== TASK GOAL ==
Each line containing the word "область" should be found and copied.

== EXCERPTED RECORDS ==
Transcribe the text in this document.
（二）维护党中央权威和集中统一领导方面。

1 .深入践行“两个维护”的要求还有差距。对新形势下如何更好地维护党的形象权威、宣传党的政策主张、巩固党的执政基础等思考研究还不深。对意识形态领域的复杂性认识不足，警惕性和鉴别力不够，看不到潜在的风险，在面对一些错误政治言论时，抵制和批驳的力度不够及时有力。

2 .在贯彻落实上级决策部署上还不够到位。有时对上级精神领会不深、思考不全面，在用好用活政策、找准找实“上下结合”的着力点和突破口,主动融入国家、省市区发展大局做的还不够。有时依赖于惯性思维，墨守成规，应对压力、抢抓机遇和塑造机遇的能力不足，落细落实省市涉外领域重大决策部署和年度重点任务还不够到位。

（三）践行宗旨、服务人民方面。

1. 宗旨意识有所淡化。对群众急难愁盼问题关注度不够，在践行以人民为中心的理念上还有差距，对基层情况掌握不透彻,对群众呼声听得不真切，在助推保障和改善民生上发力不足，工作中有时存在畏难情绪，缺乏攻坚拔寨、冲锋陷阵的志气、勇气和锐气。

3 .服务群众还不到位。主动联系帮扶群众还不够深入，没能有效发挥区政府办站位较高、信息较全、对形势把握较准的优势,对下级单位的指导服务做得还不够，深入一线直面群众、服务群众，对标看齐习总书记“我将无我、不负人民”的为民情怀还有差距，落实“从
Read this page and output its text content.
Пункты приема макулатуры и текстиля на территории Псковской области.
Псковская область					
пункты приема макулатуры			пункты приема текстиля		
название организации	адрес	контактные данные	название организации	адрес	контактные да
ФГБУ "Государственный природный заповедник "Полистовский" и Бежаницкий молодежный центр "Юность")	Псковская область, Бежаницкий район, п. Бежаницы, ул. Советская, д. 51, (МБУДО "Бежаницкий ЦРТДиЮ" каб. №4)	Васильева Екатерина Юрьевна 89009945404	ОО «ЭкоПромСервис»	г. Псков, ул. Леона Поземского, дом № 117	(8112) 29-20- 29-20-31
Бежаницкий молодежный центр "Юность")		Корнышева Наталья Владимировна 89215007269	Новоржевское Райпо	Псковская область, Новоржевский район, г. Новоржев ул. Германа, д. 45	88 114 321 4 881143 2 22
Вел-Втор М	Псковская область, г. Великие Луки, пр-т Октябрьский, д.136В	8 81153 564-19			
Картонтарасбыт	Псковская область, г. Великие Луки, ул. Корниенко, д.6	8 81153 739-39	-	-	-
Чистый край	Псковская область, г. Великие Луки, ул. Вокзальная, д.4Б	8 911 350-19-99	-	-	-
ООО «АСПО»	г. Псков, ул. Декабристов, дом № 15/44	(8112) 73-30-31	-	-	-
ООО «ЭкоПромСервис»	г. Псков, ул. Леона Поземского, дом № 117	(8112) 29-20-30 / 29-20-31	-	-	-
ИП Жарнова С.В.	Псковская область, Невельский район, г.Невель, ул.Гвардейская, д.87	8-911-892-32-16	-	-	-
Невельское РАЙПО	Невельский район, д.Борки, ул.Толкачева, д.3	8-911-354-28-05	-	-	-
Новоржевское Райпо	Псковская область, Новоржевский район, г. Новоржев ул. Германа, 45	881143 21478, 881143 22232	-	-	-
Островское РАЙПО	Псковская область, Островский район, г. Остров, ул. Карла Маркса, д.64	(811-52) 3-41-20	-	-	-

== ANSWER TO THIS PROBLEM ==
Псковская область					
ФГБУ "Государственный природный заповедник "Полистовский" и Бежаницкий молодежный центр "Юность")	Псковская область, Бежаницкий район, п. Бежаницы, ул. Советская, д. 51, (МБУДО "Бежаницкий ЦРТДиЮ" каб. №4)	Васильева Екатерина Юрьевна 89009945404	ОО «ЭкоПромСервис»	г. Псков, ул. Леона Поземского, дом № 117	(8112) 29-20- 29-20-31
Бежаницкий молодежный центр "Юность")		Корнышева Наталья Владимировна 89215007269	Новоржевское Райпо	Псковская область, Новоржевский район, г. Новоржев ул. Германа, д. 45	88 114 321 4 881143 2 22
Вел-Втор М	Псковская область, г. Великие Луки, пр-т Октябрьский, д.136В	8 81153 564-19			
Картонтарасбыт	Псковская область, г. Великие Луки, ул. Корниенко, д.6	8 81153 739-39	-	-	-
Чистый край	Псковская область, г. Великие Луки, ул. Вокзальная, д.4Б	8 911 350-19-99	-	-	-
ИП Жарнова С.В.	Псковская область, Невельский район, г.Невель, ул.Гвардейская, д.87	8-911-892-32-16	-	-	-
Новоржевское Райпо	Псковская область, Новоржевский район, г. Новоржев ул. Германа, 45	881143 21478, 881143 22232	-	-	-
Островское РАЙПО	Псковская область, Островский район, г. Остров, ул. Карла Маркса, д.64	(811-52) 3-41-20	-	-	-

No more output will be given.